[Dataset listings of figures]
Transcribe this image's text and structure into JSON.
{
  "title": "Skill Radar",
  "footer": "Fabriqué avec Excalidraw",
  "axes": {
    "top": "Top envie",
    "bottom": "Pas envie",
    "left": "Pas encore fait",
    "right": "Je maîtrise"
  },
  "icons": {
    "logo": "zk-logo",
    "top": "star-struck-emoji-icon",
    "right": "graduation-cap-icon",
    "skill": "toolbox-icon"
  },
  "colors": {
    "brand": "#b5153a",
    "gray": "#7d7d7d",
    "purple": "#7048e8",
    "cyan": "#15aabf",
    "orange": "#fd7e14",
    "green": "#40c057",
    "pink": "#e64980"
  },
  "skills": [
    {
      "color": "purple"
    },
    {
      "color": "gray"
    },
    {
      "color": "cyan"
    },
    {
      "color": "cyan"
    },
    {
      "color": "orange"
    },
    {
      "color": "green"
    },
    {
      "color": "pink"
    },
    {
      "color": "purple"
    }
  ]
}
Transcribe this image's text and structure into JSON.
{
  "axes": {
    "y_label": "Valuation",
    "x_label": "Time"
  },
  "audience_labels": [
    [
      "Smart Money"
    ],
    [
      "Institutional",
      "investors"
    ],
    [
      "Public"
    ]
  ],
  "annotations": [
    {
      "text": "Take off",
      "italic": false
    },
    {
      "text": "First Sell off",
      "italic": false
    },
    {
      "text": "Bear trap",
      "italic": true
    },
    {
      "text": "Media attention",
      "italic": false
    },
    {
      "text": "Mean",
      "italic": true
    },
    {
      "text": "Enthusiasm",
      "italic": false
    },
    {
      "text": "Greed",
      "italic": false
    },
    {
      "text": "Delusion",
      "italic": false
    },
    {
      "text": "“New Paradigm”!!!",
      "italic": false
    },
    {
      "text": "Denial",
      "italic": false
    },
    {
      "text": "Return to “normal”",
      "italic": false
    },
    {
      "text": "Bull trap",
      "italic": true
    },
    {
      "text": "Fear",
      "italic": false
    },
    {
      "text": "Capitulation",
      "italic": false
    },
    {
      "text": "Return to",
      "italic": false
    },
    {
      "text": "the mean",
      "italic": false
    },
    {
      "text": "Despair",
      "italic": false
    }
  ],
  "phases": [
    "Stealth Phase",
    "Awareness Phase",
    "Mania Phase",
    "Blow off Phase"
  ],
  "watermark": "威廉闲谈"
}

◆ **THE TASK**
Each line above must be printed exactly as it appears.

◆ **WRITTEN REPLY**
Transcribe this image's text and structure into JSON.
{
  "title": "Skill Radar",
  "footer": "Fabriqué avec Excalidraw",
  "axes": {
    "top": "Top envie",
    "bottom": "Pas envie",
    "left": "Pas encore fait",
    "right": "Je maîtrise"
  },
  "icons": {
    "logo": "zk-logo",
    "top": "star-struck-emoji-icon",
    "right": "graduation-cap-icon",
    "skill": "toolbox-icon"
  },
  "colors": {
    "brand": "#b5153a",
    "gray": "#7d7d7d",
    "purple": "#7048e8",
    "cyan": "#15aabf",
    "orange": "#fd7e14",
    "green": "#40c057",
    "pink": "#e64980"
  },
  "skills": [
    {
      "color": "purple"
    },
    {
      "color": "gray"
    },
    {
      "color": "cyan"
    },
    {
      "color": "cyan"
    },
    {
      "color": "orange"
    },
    {
      "color": "green"
    },
    {
      "color": "pink"
    },
    {
      "color": "purple"
    }
  ]
}
Transcribe this image's text and structure into JSON.
{
  "axes": {
    "y_label": "Valuation",
    "x_label": "Time"
  },
  "audience_labels": [
    [
      "Smart Money"
    ],
    [
      "Institutional",
      "investors"
    ],
    [
      "Public"
    ]
  ],
  "annotations": [
    {
      "text": "Take off",
      "italic": false
    },
    {
      "text": "First Sell off",
      "italic": false
    },
    {
      "text": "Bear trap",
      "italic": true
    },
    {
      "text": "Media attention",
      "italic": false
    },
    {
      "text": "Mean",
      "italic": true
    },
    {
      "text": "Enthusiasm",
      "italic": false
    },
    {
      "text": "Greed",
      "italic": false
    },
    {
      "text": "Delusion",
      "italic": false
    },
    {
      "text": "“New Paradigm”!!!",
      "italic": false
    },
    {
      "text": "Denial",
      "italic": false
    },
    {
      "text": "Return to “normal”",
      "italic": false
    },
    {
      "text": "Bull trap",
      "italic": true
    },
    {
      "text": "Fear",
      "italic": false
    },
    {
      "text": "Capitulation",
      "italic": false
    },
    {
      "text": "Return to",
      "italic": false
    },
    {
      "text": "the mean",
      "italic": false
    },
    {
      "text": "Despair",
      "italic": false
    }
  ],
  "phases": [
    "Stealth Phase",
    "Awareness Phase",
    "Mania Phase",
    "Blow off Phase"
  ],
  "watermark": "威廉闲谈"
}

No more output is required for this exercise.